### Data rows ###

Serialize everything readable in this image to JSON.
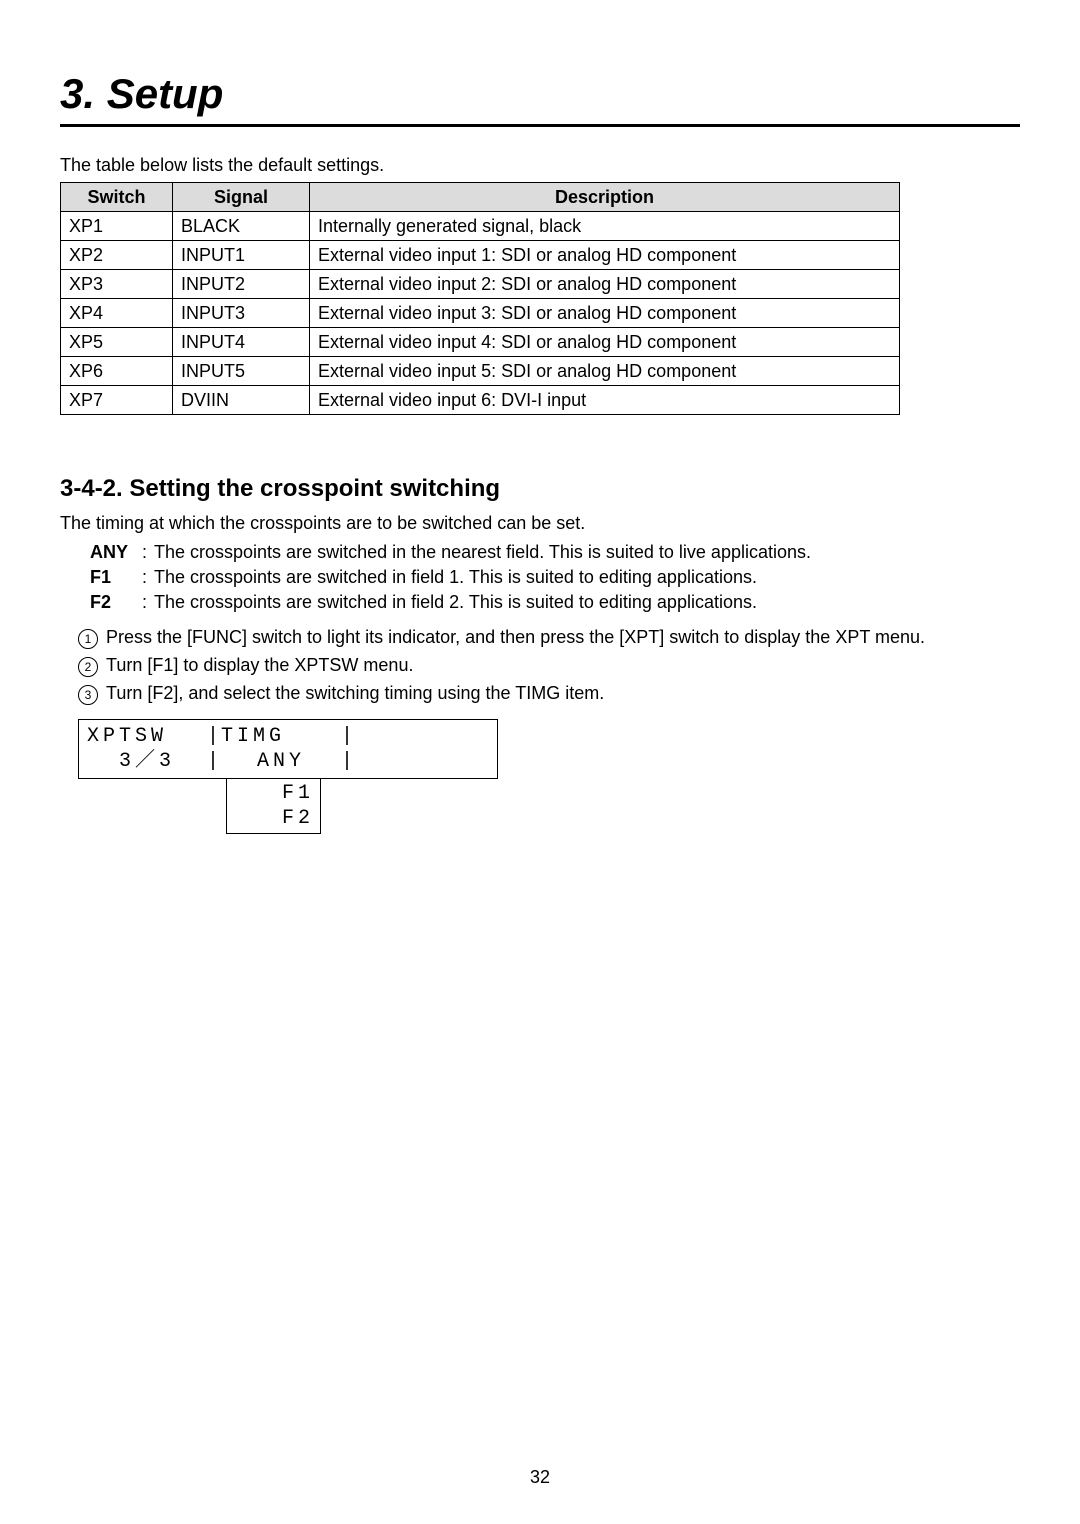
{
  "chapter": {
    "title": "3. Setup"
  },
  "intro": "The table below lists the default settings.",
  "defaults_table": {
    "columns": [
      "Switch",
      "Signal",
      "Description"
    ],
    "rows": [
      [
        "XP1",
        "BLACK",
        "Internally generated signal, black"
      ],
      [
        "XP2",
        "INPUT1",
        "External video input 1: SDI or analog HD component"
      ],
      [
        "XP3",
        "INPUT2",
        "External video input 2: SDI or analog HD component"
      ],
      [
        "XP4",
        "INPUT3",
        "External video input 3: SDI or analog HD component"
      ],
      [
        "XP5",
        "INPUT4",
        "External video input 4: SDI or analog HD component"
      ],
      [
        "XP6",
        "INPUT5",
        "External video input 5: SDI or analog HD component"
      ],
      [
        "XP7",
        "DVIIN",
        "External video input 6: DVI-I input"
      ]
    ]
  },
  "section": {
    "heading": "3-4-2. Setting the crosspoint switching",
    "body": "The timing at which the crosspoints are to be switched can be set.",
    "options": [
      {
        "label": "ANY",
        "text": "The crosspoints are switched in the nearest field. This is suited to live applications."
      },
      {
        "label": "F1",
        "text": "The crosspoints are switched in field 1. This is suited to editing applications."
      },
      {
        "label": "F2",
        "text": "The crosspoints are switched in field 2. This is suited to editing applications."
      }
    ],
    "steps": [
      "Press the [FUNC] switch to light its indicator, and then press the [XPT] switch to display the XPT menu.",
      "Turn [F1] to display the XPTSW menu.",
      "Turn [F2], and select the switching timing using the TIMG item."
    ]
  },
  "menu": {
    "line1_left": "XPTSW",
    "line1_right": "TIMG",
    "line2_left": "3／3",
    "line2_right": "ANY",
    "separator": "|",
    "opt1": "F1",
    "opt2": "F2"
  },
  "page_number": "32",
  "colors": {
    "text": "#000000",
    "background": "#ffffff",
    "table_header_bg": "#dcdcdc",
    "rule": "#000000"
  }
}
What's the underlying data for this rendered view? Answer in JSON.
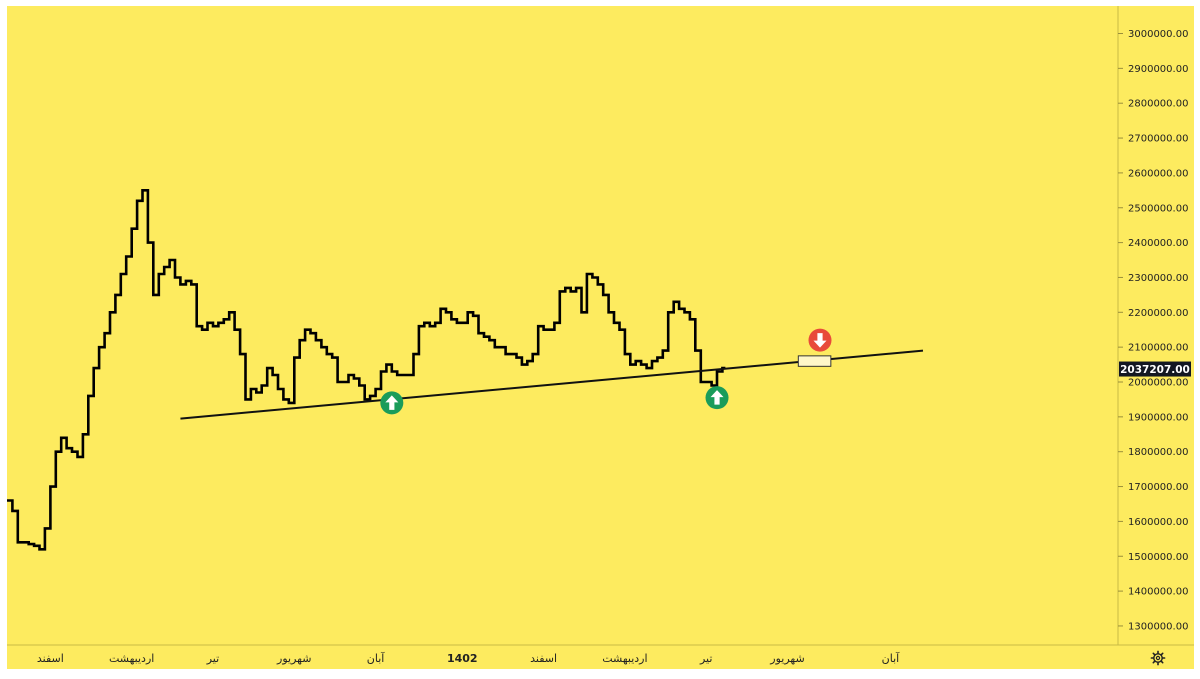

###

* [Exercise instructions]:
Would you return the data exactly as written, without the pictures?

* [Reply to the exercise]:
Serialize everything readable in this image to JSON.
{
  "chapter": {
    "title": "3. Setup"
  },
  "intro": "The table below lists the default settings.",
  "defaults_table": {
    "columns": [
      "Switch",
      "Signal",
      "Description"
    ],
    "rows": [
      [
        "XP1",
        "BLACK",
        "Internally generated signal, black"
      ],
      [
        "XP2",
        "INPUT1",
        "External video input 1: SDI or analog HD component"
      ],
      [
        "XP3",
        "INPUT2",
        "External video input 2: SDI or analog HD component"
      ],
      [
        "XP4",
        "INPUT3",
        "External video input 3: SDI or analog HD component"
      ],
      [
        "XP5",
        "INPUT4",
        "External video input 4: SDI or analog HD component"
      ],
      [
        "XP6",
        "INPUT5",
        "External video input 5: SDI or analog HD component"
      ],
      [
        "XP7",
        "DVIIN",
        "External video input 6: DVI-I input"
      ]
    ]
  },
  "section": {
    "heading": "3-4-2. Setting the crosspoint switching",
    "body": "The timing at which the crosspoints are to be switched can be set.",
    "options": [
      {
        "label": "ANY",
        "text": "The crosspoints are switched in the nearest field. This is suited to live applications."
      },
      {
        "label": "F1",
        "text": "The crosspoints are switched in field 1. This is suited to editing applications."
      },
      {
        "label": "F2",
        "text": "The crosspoints are switched in field 2. This is suited to editing applications."
      }
    ],
    "steps": [
      "Press the [FUNC] switch to light its indicator, and then press the [XPT] switch to display the XPT menu.",
      "Turn [F1] to display the XPTSW menu.",
      "Turn [F2], and select the switching timing using the TIMG item."
    ]
  },
  "menu": {
    "line1_left": "XPTSW",
    "line1_right": "TIMG",
    "line2_left": "3／3",
    "line2_right": "ANY",
    "separator": "|",
    "opt1": "F1",
    "opt2": "F2"
  },
  "page_number": "32",
  "colors": {
    "text": "#000000",
    "background": "#ffffff",
    "table_header_bg": "#dcdcdc",
    "rule": "#000000"
  }
}
What's the underlying data for this rendered view? Answer in JSON.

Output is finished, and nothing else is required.